[Begin]

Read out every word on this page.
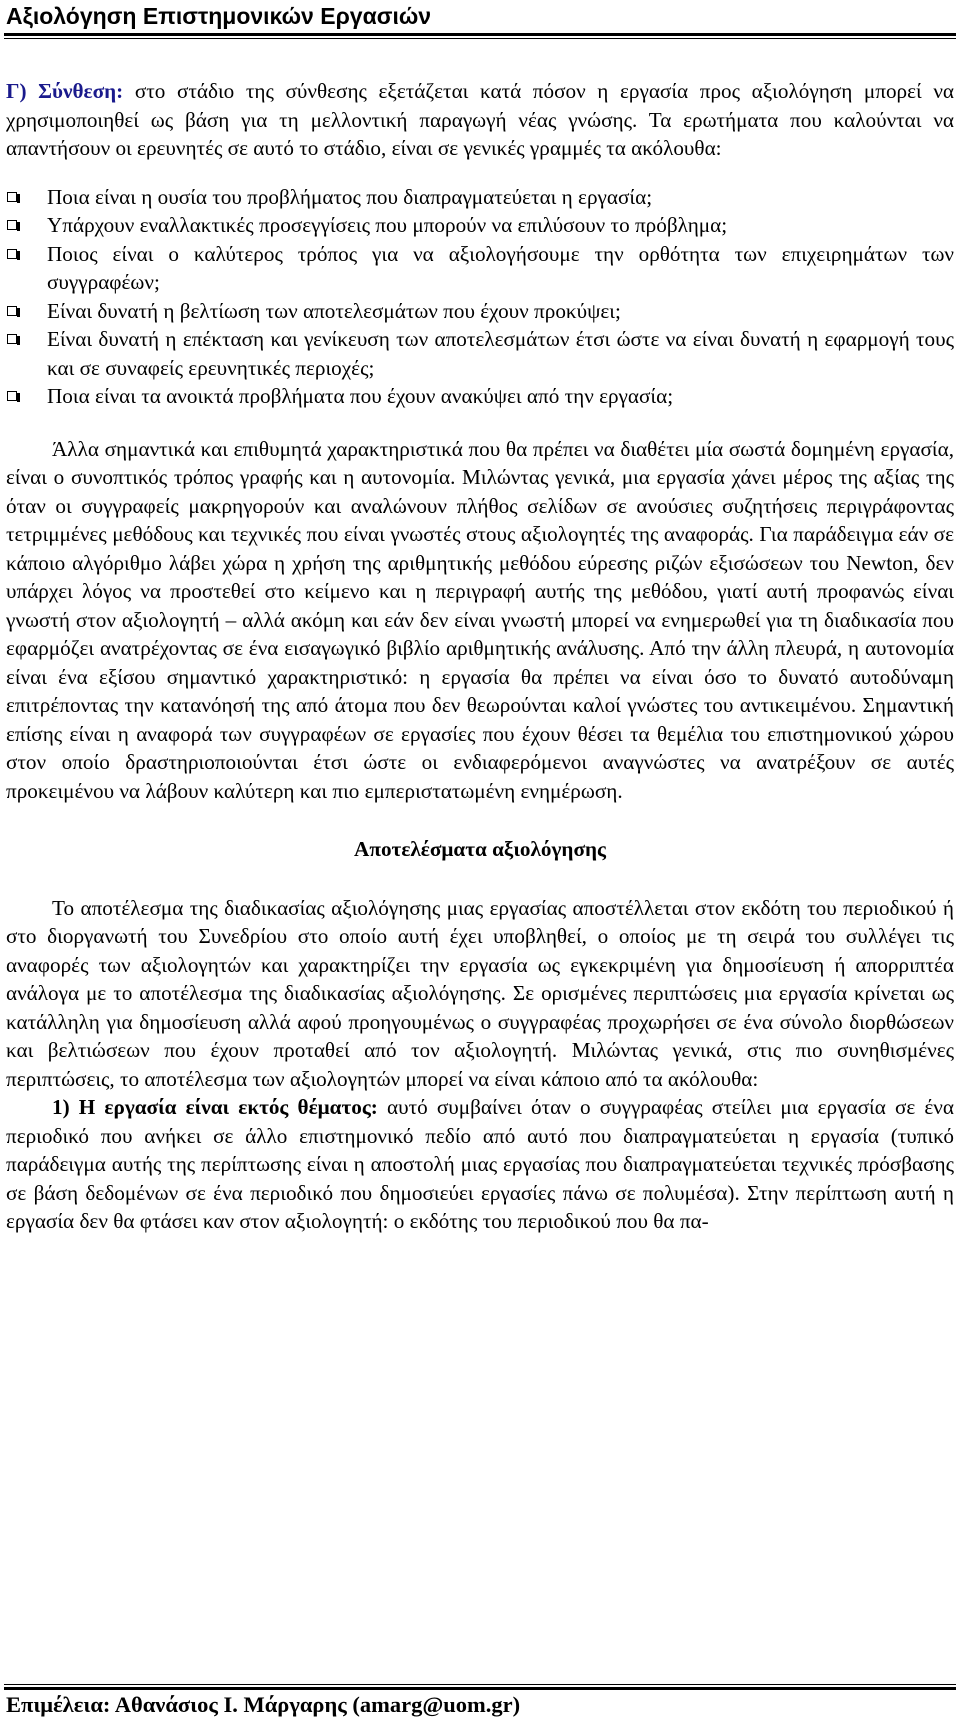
Αξιολόγηση Επιστημονικών Εργασιών

Γ) Σύνθεση: στο στάδιο της σύνθεσης εξετάζεται κατά πόσον η εργασία προς αξιολόγηση μπορεί να χρησιμοποιηθεί ως βάση για τη μελλοντική παραγωγή νέας γνώσης. Τα ερωτήματα που καλούνται να απαντήσουν οι ερευνητές σε αυτό το στάδιο, είναι σε γενικές γραμμές τα ακόλουθα:

Ποια είναι η ουσία του προβλήματος που διαπραγματεύεται η εργασία;
Υπάρχουν εναλλακτικές προσεγγίσεις που μπορούν να επιλύσουν το πρόβλημα;
Ποιος είναι ο καλύτερος τρόπος για να αξιολογήσουμε την ορθότητα των επιχειρημάτων των συγγραφέων;
Είναι δυνατή η βελτίωση των αποτελεσμάτων που έχουν προκύψει;
Είναι δυνατή η επέκταση και γενίκευση των αποτελεσμάτων έτσι ώστε να είναι δυνατή η εφαρμογή τους και σε συναφείς ερευνητικές περιοχές;
Ποια είναι τα ανοικτά προβλήματα που έχουν ανακύψει από την εργασία;

Άλλα σημαντικά και επιθυμητά χαρακτηριστικά που θα πρέπει να διαθέτει μία σωστά δομημένη εργασία, είναι ο συνοπτικός τρόπος γραφής και η αυτονομία. Μιλώντας γενικά, μια εργασία χάνει μέρος της αξίας της όταν οι συγγραφείς μακρηγορούν και αναλώνουν πλήθος σελίδων σε ανούσιες συζητήσεις περιγράφοντας τετριμμένες μεθόδους και τεχνικές που είναι γνωστές στους αξιολογητές της αναφοράς. Για παράδειγμα εάν σε κάποιο αλγόριθμο λάβει χώρα η χρήση της αριθμητικής μεθόδου εύρεσης ριζών εξισώσεων του Newton, δεν υπάρχει λόγος να προστεθεί στο κείμενο και η περιγραφή αυτής της μεθόδου, γιατί αυτή προφανώς είναι γνωστή στον αξιολογητή – αλλά ακόμη και εάν δεν είναι γνωστή μπορεί να ενημερωθεί για τη διαδικασία που εφαρμόζει ανατρέχοντας σε ένα εισαγωγικό βιβλίο αριθμητικής ανάλυσης. Από την άλλη πλευρά, η αυτονομία είναι ένα εξίσου σημαντικό χαρακτηριστικό: η εργασία θα πρέπει να είναι όσο το δυνατό αυτοδύναμη επιτρέποντας την κατανόησή της από άτομα που δεν θεωρούνται καλοί γνώστες του αντικειμένου. Σημαντική επίσης είναι η αναφορά των συγγραφέων σε εργασίες που έχουν θέσει τα θεμέλια του επιστημονικού χώρου στον οποίο δραστηριοποιούνται έτσι ώστε οι ενδιαφερόμενοι αναγνώστες να ανατρέξουν σε αυτές προκειμένου να λάβουν καλύτερη και πιο εμπεριστατωμένη ενημέρωση.

Αποτελέσματα αξιολόγησης

Το αποτέλεσμα της διαδικασίας αξιολόγησης μιας εργασίας αποστέλλεται στον εκδότη του περιοδικού ή στο διοργανωτή του Συνεδρίου στο οποίο αυτή έχει υποβληθεί, ο οποίος με τη σειρά του συλλέγει τις αναφορές των αξιολογητών και χαρακτηρίζει την εργασία ως εγκεκριμένη για δημοσίευση ή απορριπτέα ανάλογα με το αποτέλεσμα της διαδικασίας αξιολόγησης. Σε ορισμένες περιπτώσεις μια εργασία κρίνεται ως κατάλληλη για δημοσίευση αλλά αφού προηγουμένως ο συγγραφέας προχωρήσει σε ένα σύνολο διορθώσεων και βελτιώσεων που έχουν προταθεί από τον αξιολογητή. Μιλώντας γενικά, στις πιο συνηθισμένες περιπτώσεις, το αποτέλεσμα των αξιολογητών μπορεί να είναι κάποιο από τα ακόλουθα:

1) Η εργασία είναι εκτός θέματος: αυτό συμβαίνει όταν ο συγγραφέας στείλει μια εργασία σε ένα περιοδικό που ανήκει σε άλλο επιστημονικό πεδίο από αυτό που διαπραγματεύεται η εργασία (τυπικό παράδειγμα αυτής της περίπτωσης είναι η αποστολή μιας εργασίας που διαπραγματεύεται τεχνικές πρόσβασης σε βάση δεδομένων σε ένα περιοδικό που δημοσιεύει εργασίες πάνω σε πολυμέσα). Στην περίπτωση αυτή η εργασία δεν θα φτάσει καν στον αξιολογητή: ο εκδότης του περιοδικού που θα πα-

Επιμέλεια: Αθανάσιος Ι. Μάργαρης (amarg@uom.gr)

[End]

» **SET PROBLEM**: From the entries above, output every line exactly and omit any image.

» **WRITTEN RESPONSE**:
Read out every word on this page.
Αξιολόγηση Επιστημονικών Εργασιών

Γ) Σύνθεση: στο στάδιο της σύνθεσης εξετάζεται κατά πόσον η εργασία προς αξιολόγηση μπορεί να χρησιμοποιηθεί ως βάση για τη μελλοντική παραγωγή νέας γνώσης. Τα ερωτήματα που καλούνται να απαντήσουν οι ερευνητές σε αυτό το στάδιο, είναι σε γενικές γραμμές τα ακόλουθα:

Ποια είναι η ουσία του προβλήματος που διαπραγματεύεται η εργασία;
Υπάρχουν εναλλακτικές προσεγγίσεις που μπορούν να επιλύσουν το πρόβλημα;
Ποιος είναι ο καλύτερος τρόπος για να αξιολογήσουμε την ορθότητα των επιχειρημάτων των συγγραφέων;
Είναι δυνατή η βελτίωση των αποτελεσμάτων που έχουν προκύψει;
Είναι δυνατή η επέκταση και γενίκευση των αποτελεσμάτων έτσι ώστε να είναι δυνατή η εφαρμογή τους και σε συναφείς ερευνητικές περιοχές;
Ποια είναι τα ανοικτά προβλήματα που έχουν ανακύψει από την εργασία;

Άλλα σημαντικά και επιθυμητά χαρακτηριστικά που θα πρέπει να διαθέτει μία σωστά δομημένη εργασία, είναι ο συνοπτικός τρόπος γραφής και η αυτονομία. Μιλώντας γενικά, μια εργασία χάνει μέρος της αξίας της όταν οι συγγραφείς μακρηγορούν και αναλώνουν πλήθος σελίδων σε ανούσιες συζητήσεις περιγράφοντας τετριμμένες μεθόδους και τεχνικές που είναι γνωστές στους αξιολογητές της αναφοράς. Για παράδειγμα εάν σε κάποιο αλγόριθμο λάβει χώρα η χρήση της αριθμητικής μεθόδου εύρεσης ριζών εξισώσεων του Newton, δεν υπάρχει λόγος να προστεθεί στο κείμενο και η περιγραφή αυτής της μεθόδου, γιατί αυτή προφανώς είναι γνωστή στον αξιολογητή – αλλά ακόμη και εάν δεν είναι γνωστή μπορεί να ενημερωθεί για τη διαδικασία που εφαρμόζει ανατρέχοντας σε ένα εισαγωγικό βιβλίο αριθμητικής ανάλυσης. Από την άλλη πλευρά, η αυτονομία είναι ένα εξίσου σημαντικό χαρακτηριστικό: η εργασία θα πρέπει να είναι όσο το δυνατό αυτοδύναμη επιτρέποντας την κατανόησή της από άτομα που δεν θεωρούνται καλοί γνώστες του αντικειμένου. Σημαντική επίσης είναι η αναφορά των συγγραφέων σε εργασίες που έχουν θέσει τα θεμέλια του επιστημονικού χώρου στον οποίο δραστηριοποιούνται έτσι ώστε οι ενδιαφερόμενοι αναγνώστες να ανατρέξουν σε αυτές προκειμένου να λάβουν καλύτερη και πιο εμπεριστατωμένη ενημέρωση.

Αποτελέσματα αξιολόγησης

Το αποτέλεσμα της διαδικασίας αξιολόγησης μιας εργασίας αποστέλλεται στον εκδότη του περιοδικού ή στο διοργανωτή του Συνεδρίου στο οποίο αυτή έχει υποβληθεί, ο οποίος με τη σειρά του συλλέγει τις αναφορές των αξιολογητών και χαρακτηρίζει την εργασία ως εγκεκριμένη για δημοσίευση ή απορριπτέα ανάλογα με το αποτέλεσμα της διαδικασίας αξιολόγησης. Σε ορισμένες περιπτώσεις μια εργασία κρίνεται ως κατάλληλη για δημοσίευση αλλά αφού προηγουμένως ο συγγραφέας προχωρήσει σε ένα σύνολο διορθώσεων και βελτιώσεων που έχουν προταθεί από τον αξιολογητή. Μιλώντας γενικά, στις πιο συνηθισμένες περιπτώσεις, το αποτέλεσμα των αξιολογητών μπορεί να είναι κάποιο από τα ακόλουθα:

1) Η εργασία είναι εκτός θέματος: αυτό συμβαίνει όταν ο συγγραφέας στείλει μια εργασία σε ένα περιοδικό που ανήκει σε άλλο επιστημονικό πεδίο από αυτό που διαπραγματεύεται η εργασία (τυπικό παράδειγμα αυτής της περίπτωσης είναι η αποστολή μιας εργασίας που διαπραγματεύεται τεχνικές πρόσβασης σε βάση δεδομένων σε ένα περιοδικό που δημοσιεύει εργασίες πάνω σε πολυμέσα). Στην περίπτωση αυτή η εργασία δεν θα φτάσει καν στον αξιολογητή: ο εκδότης του περιοδικού που θα πα-

Επιμέλεια: Αθανάσιος Ι. Μάργαρης (amarg@uom.gr)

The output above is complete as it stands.